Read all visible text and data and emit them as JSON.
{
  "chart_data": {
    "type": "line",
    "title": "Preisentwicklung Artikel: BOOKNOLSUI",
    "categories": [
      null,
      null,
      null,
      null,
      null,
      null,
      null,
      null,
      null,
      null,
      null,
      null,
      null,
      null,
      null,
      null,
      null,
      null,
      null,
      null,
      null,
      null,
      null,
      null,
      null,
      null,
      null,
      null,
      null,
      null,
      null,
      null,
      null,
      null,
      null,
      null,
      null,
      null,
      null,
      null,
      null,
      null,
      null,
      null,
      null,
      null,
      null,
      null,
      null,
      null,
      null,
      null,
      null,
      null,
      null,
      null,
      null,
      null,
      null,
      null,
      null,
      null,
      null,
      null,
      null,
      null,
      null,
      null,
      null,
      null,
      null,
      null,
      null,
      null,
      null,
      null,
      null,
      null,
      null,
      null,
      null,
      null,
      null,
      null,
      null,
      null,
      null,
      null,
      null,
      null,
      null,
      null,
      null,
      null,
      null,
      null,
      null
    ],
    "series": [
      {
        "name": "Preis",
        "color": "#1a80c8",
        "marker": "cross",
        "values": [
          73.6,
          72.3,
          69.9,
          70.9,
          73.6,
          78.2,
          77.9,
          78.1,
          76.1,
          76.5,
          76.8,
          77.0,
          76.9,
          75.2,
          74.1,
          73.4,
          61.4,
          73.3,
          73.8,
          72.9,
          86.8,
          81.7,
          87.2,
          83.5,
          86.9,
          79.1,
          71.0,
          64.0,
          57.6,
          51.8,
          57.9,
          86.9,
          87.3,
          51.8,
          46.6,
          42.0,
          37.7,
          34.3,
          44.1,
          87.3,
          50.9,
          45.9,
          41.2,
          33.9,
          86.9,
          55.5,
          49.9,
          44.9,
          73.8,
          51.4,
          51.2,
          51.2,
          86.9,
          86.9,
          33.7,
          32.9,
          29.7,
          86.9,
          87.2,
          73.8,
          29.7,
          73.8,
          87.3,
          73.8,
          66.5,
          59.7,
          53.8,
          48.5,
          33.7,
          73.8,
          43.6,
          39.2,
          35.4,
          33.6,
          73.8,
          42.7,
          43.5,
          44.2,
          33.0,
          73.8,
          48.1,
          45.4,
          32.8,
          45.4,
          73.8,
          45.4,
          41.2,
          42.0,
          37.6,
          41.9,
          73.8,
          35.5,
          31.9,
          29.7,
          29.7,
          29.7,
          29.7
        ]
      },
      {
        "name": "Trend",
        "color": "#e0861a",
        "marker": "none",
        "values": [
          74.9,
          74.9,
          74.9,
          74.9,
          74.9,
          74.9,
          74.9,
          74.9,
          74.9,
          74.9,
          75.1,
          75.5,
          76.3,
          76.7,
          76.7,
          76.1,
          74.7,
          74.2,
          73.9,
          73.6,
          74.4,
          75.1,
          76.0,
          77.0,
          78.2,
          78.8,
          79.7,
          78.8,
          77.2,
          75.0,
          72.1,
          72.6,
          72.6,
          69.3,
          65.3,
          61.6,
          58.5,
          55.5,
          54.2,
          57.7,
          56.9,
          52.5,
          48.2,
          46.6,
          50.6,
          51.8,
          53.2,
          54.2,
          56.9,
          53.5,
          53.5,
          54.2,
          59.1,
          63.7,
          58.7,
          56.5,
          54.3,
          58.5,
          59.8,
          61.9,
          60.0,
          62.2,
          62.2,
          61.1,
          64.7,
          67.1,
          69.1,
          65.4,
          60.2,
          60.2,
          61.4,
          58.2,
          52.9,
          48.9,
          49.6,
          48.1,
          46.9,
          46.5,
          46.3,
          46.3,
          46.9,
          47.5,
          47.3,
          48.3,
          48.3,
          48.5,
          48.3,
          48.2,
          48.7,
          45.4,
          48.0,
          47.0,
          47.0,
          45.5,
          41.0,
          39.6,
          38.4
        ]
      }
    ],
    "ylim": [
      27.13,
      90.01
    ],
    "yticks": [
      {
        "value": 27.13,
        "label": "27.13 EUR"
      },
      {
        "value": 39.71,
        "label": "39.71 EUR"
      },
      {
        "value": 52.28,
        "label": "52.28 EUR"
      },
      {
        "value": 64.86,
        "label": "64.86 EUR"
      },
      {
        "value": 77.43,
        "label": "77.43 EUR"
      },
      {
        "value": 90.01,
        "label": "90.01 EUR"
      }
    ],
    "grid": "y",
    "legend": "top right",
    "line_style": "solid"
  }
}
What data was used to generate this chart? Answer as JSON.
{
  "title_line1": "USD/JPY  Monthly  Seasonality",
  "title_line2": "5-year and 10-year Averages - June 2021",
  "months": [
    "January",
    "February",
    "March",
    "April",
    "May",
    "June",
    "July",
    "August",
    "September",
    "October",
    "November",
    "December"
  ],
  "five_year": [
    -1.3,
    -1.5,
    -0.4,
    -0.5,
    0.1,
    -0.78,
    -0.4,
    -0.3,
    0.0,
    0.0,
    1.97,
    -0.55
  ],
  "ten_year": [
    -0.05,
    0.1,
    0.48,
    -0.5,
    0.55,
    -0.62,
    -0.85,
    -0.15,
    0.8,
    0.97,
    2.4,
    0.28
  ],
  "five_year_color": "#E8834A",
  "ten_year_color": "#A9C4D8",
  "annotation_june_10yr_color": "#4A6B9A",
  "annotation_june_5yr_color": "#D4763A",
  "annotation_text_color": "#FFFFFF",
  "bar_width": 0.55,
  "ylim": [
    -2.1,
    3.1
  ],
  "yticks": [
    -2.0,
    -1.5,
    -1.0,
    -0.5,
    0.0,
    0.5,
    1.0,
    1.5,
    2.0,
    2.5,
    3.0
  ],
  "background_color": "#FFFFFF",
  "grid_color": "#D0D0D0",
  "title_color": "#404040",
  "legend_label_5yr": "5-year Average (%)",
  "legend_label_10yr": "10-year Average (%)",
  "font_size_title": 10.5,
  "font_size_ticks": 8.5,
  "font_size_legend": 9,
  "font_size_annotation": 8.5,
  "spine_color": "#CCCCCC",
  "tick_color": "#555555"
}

#### INSTRUCTION
Give back the lines above exactly, from the one with "What data was" through the last line.

#### SOLUTION BELOW
What data was used to generate this chart? Answer as JSON.
{
  "title_line1": "USD/JPY  Monthly  Seasonality",
  "title_line2": "5-year and 10-year Averages - June 2021",
  "months": [
    "January",
    "February",
    "March",
    "April",
    "May",
    "June",
    "July",
    "August",
    "September",
    "October",
    "November",
    "December"
  ],
  "five_year": [
    -1.3,
    -1.5,
    -0.4,
    -0.5,
    0.1,
    -0.78,
    -0.4,
    -0.3,
    0.0,
    0.0,
    1.97,
    -0.55
  ],
  "ten_year": [
    -0.05,
    0.1,
    0.48,
    -0.5,
    0.55,
    -0.62,
    -0.85,
    -0.15,
    0.8,
    0.97,
    2.4,
    0.28
  ],
  "five_year_color": "#E8834A",
  "ten_year_color": "#A9C4D8",
  "annotation_june_10yr_color": "#4A6B9A",
  "annotation_june_5yr_color": "#D4763A",
  "annotation_text_color": "#FFFFFF",
  "bar_width": 0.55,
  "ylim": [
    -2.1,
    3.1
  ],
  "yticks": [
    -2.0,
    -1.5,
    -1.0,
    -0.5,
    0.0,
    0.5,
    1.0,
    1.5,
    2.0,
    2.5,
    3.0
  ],
  "background_color": "#FFFFFF",
  "grid_color": "#D0D0D0",
  "title_color": "#404040",
  "legend_label_5yr": "5-year Average (%)",
  "legend_label_10yr": "10-year Average (%)",
  "font_size_title": 10.5,
  "font_size_ticks": 8.5,
  "font_size_legend": 9,
  "font_size_annotation": 8.5,
  "spine_color": "#CCCCCC",
  "tick_color": "#555555"
}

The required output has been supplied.